-- START OF Entries provided --
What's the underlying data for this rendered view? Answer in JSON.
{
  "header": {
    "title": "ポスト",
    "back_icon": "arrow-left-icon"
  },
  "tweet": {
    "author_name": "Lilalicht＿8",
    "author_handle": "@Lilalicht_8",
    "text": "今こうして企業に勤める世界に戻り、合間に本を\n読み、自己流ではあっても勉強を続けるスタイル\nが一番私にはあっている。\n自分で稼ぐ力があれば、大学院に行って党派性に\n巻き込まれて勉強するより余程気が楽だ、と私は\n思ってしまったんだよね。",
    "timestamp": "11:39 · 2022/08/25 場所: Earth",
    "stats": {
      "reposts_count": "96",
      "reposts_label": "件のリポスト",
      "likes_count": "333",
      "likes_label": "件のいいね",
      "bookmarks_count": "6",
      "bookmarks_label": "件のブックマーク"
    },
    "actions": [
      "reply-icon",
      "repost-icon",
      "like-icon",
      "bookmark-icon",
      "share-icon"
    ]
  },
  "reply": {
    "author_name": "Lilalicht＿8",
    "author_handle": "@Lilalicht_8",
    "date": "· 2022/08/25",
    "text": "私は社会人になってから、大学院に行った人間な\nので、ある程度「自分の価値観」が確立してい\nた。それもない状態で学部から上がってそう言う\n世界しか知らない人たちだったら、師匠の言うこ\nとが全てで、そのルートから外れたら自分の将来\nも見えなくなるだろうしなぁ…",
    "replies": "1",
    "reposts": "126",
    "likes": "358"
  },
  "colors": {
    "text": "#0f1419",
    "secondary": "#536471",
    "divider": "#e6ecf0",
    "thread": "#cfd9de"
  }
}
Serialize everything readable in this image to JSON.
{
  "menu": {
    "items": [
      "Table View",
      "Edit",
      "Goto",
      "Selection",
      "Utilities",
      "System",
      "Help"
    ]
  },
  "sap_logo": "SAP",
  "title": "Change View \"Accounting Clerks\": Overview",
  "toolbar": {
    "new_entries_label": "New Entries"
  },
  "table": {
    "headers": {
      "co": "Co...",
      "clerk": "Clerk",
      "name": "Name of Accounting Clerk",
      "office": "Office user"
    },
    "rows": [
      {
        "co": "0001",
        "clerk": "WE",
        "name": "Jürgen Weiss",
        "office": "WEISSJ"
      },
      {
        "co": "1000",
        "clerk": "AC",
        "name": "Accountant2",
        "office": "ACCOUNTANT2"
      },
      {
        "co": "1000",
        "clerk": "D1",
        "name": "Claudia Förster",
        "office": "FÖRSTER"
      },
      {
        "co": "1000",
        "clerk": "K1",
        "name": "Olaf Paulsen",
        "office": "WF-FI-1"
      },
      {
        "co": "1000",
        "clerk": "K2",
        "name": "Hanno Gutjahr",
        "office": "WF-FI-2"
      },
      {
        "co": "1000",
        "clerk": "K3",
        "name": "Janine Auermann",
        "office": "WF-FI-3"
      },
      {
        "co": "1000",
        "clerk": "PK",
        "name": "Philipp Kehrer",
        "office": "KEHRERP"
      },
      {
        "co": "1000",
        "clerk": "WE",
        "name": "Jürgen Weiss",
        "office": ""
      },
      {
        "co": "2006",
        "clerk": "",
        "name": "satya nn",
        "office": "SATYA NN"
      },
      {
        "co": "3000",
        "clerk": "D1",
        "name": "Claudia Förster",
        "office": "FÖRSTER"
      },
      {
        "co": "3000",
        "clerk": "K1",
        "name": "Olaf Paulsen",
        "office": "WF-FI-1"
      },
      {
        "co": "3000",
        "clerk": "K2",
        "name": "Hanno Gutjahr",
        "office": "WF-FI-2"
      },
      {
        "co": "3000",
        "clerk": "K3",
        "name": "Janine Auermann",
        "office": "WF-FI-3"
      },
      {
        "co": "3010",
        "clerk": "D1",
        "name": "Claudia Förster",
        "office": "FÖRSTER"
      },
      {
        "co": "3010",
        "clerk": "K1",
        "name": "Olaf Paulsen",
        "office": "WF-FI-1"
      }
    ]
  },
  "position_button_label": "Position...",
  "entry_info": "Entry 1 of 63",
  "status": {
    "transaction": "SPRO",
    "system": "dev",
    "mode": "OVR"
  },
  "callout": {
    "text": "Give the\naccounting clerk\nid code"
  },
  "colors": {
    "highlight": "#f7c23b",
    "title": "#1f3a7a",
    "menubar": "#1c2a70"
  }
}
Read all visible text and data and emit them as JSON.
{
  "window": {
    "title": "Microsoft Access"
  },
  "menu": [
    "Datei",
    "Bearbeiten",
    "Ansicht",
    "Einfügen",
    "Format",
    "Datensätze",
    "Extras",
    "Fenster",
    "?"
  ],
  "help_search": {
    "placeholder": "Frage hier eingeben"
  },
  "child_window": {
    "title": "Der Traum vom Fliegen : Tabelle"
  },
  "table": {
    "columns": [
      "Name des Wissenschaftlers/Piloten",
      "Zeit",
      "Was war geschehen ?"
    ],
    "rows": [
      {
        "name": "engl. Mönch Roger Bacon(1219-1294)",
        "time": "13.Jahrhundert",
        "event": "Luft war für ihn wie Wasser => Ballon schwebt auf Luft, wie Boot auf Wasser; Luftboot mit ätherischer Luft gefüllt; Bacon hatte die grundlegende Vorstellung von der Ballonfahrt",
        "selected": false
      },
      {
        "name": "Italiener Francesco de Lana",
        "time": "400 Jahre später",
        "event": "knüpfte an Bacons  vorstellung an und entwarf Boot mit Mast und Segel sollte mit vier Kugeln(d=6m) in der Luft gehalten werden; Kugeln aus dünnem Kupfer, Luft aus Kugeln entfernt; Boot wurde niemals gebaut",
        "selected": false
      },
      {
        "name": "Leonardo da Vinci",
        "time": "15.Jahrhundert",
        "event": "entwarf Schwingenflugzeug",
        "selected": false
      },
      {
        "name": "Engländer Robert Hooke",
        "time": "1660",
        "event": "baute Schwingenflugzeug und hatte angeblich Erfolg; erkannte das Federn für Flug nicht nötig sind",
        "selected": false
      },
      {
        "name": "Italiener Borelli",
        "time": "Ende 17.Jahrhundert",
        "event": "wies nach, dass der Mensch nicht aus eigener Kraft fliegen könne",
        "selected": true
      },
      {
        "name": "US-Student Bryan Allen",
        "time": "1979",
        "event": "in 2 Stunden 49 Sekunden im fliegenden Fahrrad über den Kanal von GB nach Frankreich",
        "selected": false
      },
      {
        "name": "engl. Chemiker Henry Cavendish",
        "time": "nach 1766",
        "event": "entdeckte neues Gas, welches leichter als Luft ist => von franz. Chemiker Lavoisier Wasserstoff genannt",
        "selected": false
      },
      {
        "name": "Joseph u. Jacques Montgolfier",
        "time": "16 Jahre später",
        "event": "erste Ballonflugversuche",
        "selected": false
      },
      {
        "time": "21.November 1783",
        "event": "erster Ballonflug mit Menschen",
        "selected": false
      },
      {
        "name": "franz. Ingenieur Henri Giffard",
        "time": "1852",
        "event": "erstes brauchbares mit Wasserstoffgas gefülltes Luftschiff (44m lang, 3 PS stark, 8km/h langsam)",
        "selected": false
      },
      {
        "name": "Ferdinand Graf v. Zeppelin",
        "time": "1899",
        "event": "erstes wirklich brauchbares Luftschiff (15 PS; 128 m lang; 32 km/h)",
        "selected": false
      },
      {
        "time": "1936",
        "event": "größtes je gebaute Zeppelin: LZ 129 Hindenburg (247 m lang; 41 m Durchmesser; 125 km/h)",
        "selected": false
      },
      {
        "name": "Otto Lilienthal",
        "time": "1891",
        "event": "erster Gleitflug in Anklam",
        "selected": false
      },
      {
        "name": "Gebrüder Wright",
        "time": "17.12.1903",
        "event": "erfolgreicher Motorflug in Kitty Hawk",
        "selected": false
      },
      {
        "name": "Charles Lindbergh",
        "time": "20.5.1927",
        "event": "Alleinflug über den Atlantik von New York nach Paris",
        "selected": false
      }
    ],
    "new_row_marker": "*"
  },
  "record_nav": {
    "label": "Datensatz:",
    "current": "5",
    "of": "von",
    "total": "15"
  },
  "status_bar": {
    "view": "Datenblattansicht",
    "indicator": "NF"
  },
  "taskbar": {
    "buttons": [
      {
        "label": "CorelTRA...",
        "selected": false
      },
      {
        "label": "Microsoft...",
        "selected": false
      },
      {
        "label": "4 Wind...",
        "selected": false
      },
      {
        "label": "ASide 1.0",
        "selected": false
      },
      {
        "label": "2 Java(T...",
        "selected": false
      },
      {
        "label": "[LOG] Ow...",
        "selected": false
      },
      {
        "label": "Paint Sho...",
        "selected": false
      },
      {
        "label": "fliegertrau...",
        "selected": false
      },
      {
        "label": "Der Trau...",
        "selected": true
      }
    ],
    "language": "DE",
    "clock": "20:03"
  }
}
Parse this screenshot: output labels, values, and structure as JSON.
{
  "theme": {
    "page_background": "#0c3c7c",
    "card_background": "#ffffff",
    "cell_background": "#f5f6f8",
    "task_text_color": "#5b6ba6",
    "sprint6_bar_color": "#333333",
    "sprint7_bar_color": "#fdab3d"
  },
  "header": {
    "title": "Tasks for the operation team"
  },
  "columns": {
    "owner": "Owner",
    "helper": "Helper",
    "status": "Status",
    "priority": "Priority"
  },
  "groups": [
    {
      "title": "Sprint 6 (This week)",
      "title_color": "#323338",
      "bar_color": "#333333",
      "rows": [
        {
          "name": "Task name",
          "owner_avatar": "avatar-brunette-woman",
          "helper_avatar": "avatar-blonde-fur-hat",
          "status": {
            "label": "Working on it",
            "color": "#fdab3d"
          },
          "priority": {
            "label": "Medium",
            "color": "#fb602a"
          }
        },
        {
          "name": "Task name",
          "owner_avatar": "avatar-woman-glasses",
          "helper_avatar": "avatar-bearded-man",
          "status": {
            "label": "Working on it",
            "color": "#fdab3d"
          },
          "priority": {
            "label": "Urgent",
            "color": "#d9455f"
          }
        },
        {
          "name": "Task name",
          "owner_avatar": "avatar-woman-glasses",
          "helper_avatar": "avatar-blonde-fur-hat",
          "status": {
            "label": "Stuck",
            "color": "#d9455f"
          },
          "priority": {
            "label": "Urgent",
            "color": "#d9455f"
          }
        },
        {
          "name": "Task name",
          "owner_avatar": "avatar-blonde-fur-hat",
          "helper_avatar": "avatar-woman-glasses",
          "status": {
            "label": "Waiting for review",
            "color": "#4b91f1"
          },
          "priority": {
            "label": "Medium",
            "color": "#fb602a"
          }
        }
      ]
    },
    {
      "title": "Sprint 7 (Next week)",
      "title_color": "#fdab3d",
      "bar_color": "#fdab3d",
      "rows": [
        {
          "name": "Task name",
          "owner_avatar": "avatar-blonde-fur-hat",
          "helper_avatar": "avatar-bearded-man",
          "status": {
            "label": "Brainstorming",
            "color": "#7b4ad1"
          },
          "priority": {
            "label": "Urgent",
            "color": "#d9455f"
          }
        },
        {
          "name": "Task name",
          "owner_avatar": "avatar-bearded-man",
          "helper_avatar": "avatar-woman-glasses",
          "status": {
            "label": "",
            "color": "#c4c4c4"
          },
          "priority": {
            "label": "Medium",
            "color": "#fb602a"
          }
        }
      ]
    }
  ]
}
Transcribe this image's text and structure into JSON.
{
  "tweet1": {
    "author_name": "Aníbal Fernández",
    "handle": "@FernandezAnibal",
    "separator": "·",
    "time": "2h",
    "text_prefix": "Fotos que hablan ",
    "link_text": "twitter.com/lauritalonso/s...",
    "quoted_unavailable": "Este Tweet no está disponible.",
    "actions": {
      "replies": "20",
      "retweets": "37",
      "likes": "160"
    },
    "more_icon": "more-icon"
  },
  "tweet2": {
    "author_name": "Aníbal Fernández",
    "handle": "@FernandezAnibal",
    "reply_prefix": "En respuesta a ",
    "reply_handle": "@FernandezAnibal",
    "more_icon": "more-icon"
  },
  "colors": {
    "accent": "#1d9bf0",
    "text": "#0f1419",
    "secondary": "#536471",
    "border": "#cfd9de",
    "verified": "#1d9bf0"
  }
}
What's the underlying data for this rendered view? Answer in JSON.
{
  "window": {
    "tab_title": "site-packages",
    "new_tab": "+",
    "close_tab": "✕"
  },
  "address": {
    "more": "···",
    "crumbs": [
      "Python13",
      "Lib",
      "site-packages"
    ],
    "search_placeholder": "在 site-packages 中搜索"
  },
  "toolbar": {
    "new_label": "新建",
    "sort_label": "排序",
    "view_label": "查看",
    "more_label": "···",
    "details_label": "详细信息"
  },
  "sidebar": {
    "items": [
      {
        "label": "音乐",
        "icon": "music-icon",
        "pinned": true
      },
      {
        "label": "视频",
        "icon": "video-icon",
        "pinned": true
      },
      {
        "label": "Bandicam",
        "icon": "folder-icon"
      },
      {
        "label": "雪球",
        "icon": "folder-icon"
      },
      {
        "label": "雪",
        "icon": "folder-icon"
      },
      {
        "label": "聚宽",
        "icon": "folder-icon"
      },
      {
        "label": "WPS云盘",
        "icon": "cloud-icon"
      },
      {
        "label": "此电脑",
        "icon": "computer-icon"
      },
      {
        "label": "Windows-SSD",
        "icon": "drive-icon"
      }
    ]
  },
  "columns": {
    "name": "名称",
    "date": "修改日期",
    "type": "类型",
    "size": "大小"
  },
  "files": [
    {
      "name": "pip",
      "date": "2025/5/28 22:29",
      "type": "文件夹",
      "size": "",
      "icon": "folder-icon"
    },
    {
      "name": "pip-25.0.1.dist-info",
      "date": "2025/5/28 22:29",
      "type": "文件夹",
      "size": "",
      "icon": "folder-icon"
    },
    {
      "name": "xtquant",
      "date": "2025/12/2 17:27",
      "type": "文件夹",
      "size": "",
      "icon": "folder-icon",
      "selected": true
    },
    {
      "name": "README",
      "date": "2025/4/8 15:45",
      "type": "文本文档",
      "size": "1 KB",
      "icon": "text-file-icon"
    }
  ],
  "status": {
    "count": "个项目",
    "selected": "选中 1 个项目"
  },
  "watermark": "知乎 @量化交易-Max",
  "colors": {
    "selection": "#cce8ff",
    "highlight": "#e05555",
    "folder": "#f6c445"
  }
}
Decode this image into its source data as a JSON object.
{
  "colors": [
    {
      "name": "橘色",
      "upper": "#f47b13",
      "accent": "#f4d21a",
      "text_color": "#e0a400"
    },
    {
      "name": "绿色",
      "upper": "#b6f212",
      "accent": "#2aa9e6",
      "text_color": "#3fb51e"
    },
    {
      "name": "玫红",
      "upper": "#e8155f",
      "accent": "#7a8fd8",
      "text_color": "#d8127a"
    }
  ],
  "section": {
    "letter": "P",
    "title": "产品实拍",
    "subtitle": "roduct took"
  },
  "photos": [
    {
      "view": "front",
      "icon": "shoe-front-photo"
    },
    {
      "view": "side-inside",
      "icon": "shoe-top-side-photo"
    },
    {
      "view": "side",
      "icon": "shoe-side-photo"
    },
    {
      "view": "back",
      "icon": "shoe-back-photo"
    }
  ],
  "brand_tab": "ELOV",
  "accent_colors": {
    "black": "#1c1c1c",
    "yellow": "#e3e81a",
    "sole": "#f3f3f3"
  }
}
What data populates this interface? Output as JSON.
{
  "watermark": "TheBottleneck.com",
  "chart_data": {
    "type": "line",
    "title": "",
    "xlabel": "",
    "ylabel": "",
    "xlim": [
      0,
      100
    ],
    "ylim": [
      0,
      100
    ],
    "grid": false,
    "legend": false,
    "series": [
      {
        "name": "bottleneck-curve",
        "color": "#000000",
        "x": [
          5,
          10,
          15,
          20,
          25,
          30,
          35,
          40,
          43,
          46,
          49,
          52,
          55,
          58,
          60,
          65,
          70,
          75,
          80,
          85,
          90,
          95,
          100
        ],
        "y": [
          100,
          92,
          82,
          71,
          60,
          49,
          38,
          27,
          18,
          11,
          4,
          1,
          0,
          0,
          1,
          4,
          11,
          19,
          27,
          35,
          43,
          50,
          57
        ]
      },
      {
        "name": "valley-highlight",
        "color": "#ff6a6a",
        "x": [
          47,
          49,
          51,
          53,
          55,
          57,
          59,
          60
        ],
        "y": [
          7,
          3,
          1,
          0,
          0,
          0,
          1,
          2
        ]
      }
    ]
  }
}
-- END OF Entries provided --
*Work instructions*: Count every line above that holds the word "Boot", and state the number and nothing more.

*Output below*: 2